→ **EXERCISE**
Each line that follows is to be retyped exactly.

→ **SUPPLIED INFORMATION**

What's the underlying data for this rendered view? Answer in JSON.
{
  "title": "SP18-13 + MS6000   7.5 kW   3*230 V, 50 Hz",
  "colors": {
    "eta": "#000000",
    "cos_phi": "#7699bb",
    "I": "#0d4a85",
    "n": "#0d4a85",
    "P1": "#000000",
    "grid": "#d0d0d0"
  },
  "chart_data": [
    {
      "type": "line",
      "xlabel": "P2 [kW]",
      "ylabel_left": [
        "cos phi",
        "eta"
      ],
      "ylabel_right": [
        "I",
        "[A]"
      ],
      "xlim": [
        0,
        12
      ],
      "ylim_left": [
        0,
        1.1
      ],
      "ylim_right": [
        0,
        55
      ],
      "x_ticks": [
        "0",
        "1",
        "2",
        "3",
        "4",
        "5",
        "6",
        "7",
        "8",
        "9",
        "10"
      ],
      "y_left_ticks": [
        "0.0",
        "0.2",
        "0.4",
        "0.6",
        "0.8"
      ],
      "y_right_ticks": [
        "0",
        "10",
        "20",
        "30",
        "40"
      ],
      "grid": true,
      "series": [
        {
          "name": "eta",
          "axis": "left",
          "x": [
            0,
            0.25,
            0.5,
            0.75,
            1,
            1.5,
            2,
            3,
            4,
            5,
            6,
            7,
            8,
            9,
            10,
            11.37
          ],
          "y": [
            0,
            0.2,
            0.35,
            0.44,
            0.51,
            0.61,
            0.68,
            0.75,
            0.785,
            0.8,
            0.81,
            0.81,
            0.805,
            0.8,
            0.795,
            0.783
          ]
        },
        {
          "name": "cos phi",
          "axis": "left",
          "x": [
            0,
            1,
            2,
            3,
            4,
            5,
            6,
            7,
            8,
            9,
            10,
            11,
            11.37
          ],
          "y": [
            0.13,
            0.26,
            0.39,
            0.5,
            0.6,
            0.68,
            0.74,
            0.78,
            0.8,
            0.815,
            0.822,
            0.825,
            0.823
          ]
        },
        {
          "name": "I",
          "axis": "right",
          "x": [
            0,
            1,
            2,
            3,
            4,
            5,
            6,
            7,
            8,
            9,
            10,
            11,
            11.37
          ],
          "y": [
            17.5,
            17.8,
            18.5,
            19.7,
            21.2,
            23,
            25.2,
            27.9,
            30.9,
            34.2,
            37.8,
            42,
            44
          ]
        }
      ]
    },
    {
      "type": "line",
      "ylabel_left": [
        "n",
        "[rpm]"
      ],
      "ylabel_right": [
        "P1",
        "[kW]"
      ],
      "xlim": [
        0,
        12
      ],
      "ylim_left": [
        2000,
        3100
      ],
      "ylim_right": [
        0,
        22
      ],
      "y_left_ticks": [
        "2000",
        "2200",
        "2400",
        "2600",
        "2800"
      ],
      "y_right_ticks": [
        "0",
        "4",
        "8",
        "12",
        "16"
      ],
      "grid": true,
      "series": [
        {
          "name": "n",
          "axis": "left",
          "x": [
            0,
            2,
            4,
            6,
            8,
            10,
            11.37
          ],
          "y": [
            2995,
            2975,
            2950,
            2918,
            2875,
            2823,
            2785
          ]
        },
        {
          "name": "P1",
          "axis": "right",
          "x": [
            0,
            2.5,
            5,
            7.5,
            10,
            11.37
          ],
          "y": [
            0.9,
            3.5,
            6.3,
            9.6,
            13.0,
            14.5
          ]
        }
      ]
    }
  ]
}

→ **RESPONSE TO THE EXERCISE**
What's the underlying data for this rendered view? Answer in JSON.
{
  "title": "SP18-13 + MS6000   7.5 kW   3*230 V, 50 Hz",
  "colors": {
    "eta": "#000000",
    "cos_phi": "#7699bb",
    "I": "#0d4a85",
    "n": "#0d4a85",
    "P1": "#000000",
    "grid": "#d0d0d0"
  },
  "chart_data": [
    {
      "type": "line",
      "xlabel": "P2 [kW]",
      "ylabel_left": [
        "cos phi",
        "eta"
      ],
      "ylabel_right": [
        "I",
        "[A]"
      ],
      "xlim": [
        0,
        12
      ],
      "ylim_left": [
        0,
        1.1
      ],
      "ylim_right": [
        0,
        55
      ],
      "x_ticks": [
        "0",
        "1",
        "2",
        "3",
        "4",
        "5",
        "6",
        "7",
        "8",
        "9",
        "10"
      ],
      "y_left_ticks": [
        "0.0",
        "0.2",
        "0.4",
        "0.6",
        "0.8"
      ],
      "y_right_ticks": [
        "0",
        "10",
        "20",
        "30",
        "40"
      ],
      "grid": true,
      "series": [
        {
          "name": "eta",
          "axis": "left",
          "x": [
            0,
            0.25,
            0.5,
            0.75,
            1,
            1.5,
            2,
            3,
            4,
            5,
            6,
            7,
            8,
            9,
            10,
            11.37
          ],
          "y": [
            0,
            0.2,
            0.35,
            0.44,
            0.51,
            0.61,
            0.68,
            0.75,
            0.785,
            0.8,
            0.81,
            0.81,
            0.805,
            0.8,
            0.795,
            0.783
          ]
        },
        {
          "name": "cos phi",
          "axis": "left",
          "x": [
            0,
            1,
            2,
            3,
            4,
            5,
            6,
            7,
            8,
            9,
            10,
            11,
            11.37
          ],
          "y": [
            0.13,
            0.26,
            0.39,
            0.5,
            0.6,
            0.68,
            0.74,
            0.78,
            0.8,
            0.815,
            0.822,
            0.825,
            0.823
          ]
        },
        {
          "name": "I",
          "axis": "right",
          "x": [
            0,
            1,
            2,
            3,
            4,
            5,
            6,
            7,
            8,
            9,
            10,
            11,
            11.37
          ],
          "y": [
            17.5,
            17.8,
            18.5,
            19.7,
            21.2,
            23,
            25.2,
            27.9,
            30.9,
            34.2,
            37.8,
            42,
            44
          ]
        }
      ]
    },
    {
      "type": "line",
      "ylabel_left": [
        "n",
        "[rpm]"
      ],
      "ylabel_right": [
        "P1",
        "[kW]"
      ],
      "xlim": [
        0,
        12
      ],
      "ylim_left": [
        2000,
        3100
      ],
      "ylim_right": [
        0,
        22
      ],
      "y_left_ticks": [
        "2000",
        "2200",
        "2400",
        "2600",
        "2800"
      ],
      "y_right_ticks": [
        "0",
        "4",
        "8",
        "12",
        "16"
      ],
      "grid": true,
      "series": [
        {
          "name": "n",
          "axis": "left",
          "x": [
            0,
            2,
            4,
            6,
            8,
            10,
            11.37
          ],
          "y": [
            2995,
            2975,
            2950,
            2918,
            2875,
            2823,
            2785
          ]
        },
        {
          "name": "P1",
          "axis": "right",
          "x": [
            0,
            2.5,
            5,
            7.5,
            10,
            11.37
          ],
          "y": [
            0.9,
            3.5,
            6.3,
            9.6,
            13.0,
            14.5
          ]
        }
      ]
    }
  ]
}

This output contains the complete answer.